- **DOCUMENT TEXT**
___

/gas_market

Open-domain Event Extraction and Embedding for Natural Gas Market Prediction

Primary LanguagePython

Open-domain event extraction and embedding for Natural gas market prediction

Our paper is accepted to CEUR Workshop, 2020 (http://ceur-ws.org/Vol-2611/paper2.pdf)

Abstract

We propose an approach to predict the natural gas price in several days using historical price data and events from news headlines. Our event extraction method detects not only the occurrence of phenomenons but also the changes in attribution and characteristics. It also serves as one of the preliminaries for a knowledge graph for real-time events. Instead of using sentences embedding as a feature, we use every word of the extracted events, encode and organize them before feeding to the learning models. Empirical results show favorable results, in term of prediction performance, money saved and scalability.

Citation

@article{DBLP:journals/corr/abs-1912-11334,
  author    = {Minh Triet Chau and
               Diego Esteves and
               Jens Lehmann},
  title     = {Open-domain Event Extraction and Embedding for Natural Gas Market
               Prediction},
  journal   = {Proceedings of the 1st International Workshop on Cross-lingual Event-centric Open Analytics
co-located with the 17th Extended Semantic Web Conference (ESWC 2020)},
  volume    = {2611},
  year      = {2020},
  url       = {http://ceur-ws.org/Vol-2611/} 
}

Installation

We use virtualenv as the package management

  1. Clone the repository
  2. Install Python3
  3. In the folder directory, run python3 -m venv venv to create a virtual environment
  4. Run source venv/bin/activate
  5. Run pip install -r requirements.txt
  6. Install Spacy's English models
  7. Download news headlines

Running

Input

  1. Price: A CSV file with the following format, put it in input folder. The file used to read this is read_spot_market_v2 in util.py
date price
02.07.2007 18.700
03.07.2007 19.510
04.07.2007 19.150
05.07.2007 21.700
  1. News: A CSV file with the following format. Place it in old_log folder
pub_date info
2011-09-05T00:00Z China Challenges U.S. Supremacy in Shale Gas
2011-09-07T00:00Z Flow Starts in Gas Pipeline From Russia to Germany
2011-09-08T00:00Z European Union Seeks Power to Block Bilateral Energy Deals
2011-09-14T00:00Z Gas Flaring in North Dakota

Train

python3 train_event.py

Inference

python3 strategy_predict.py [--from_day from] [--to_day to]

Arguments

  • --from_day from The starting day of the series (YYYY-MM-DD format)

___

- **SOURCE EXCERPT**

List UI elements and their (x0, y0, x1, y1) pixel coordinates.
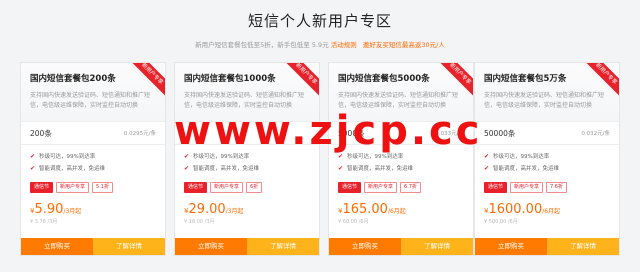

___

- **AIM**
Repeat the natural gas prediction README text word for word between "We propose an" and "saved and scalability.", inclusive.

- **WRITTEN REPLY**
We propose an approach to predict the natural gas price in several days using historical price data and events from news headlines. Our event extraction method detects not only the occurrence of phenomenons but also the changes in attribution and characteristics. It also serves as one of the preliminaries for a knowledge graph for real-time events. Instead of using sentences embedding as a feature, we use every word of the extracted events, encode and organize them before feeding to the learning models. Empirical results show favorable results, in term of prediction performance, money saved and scalability.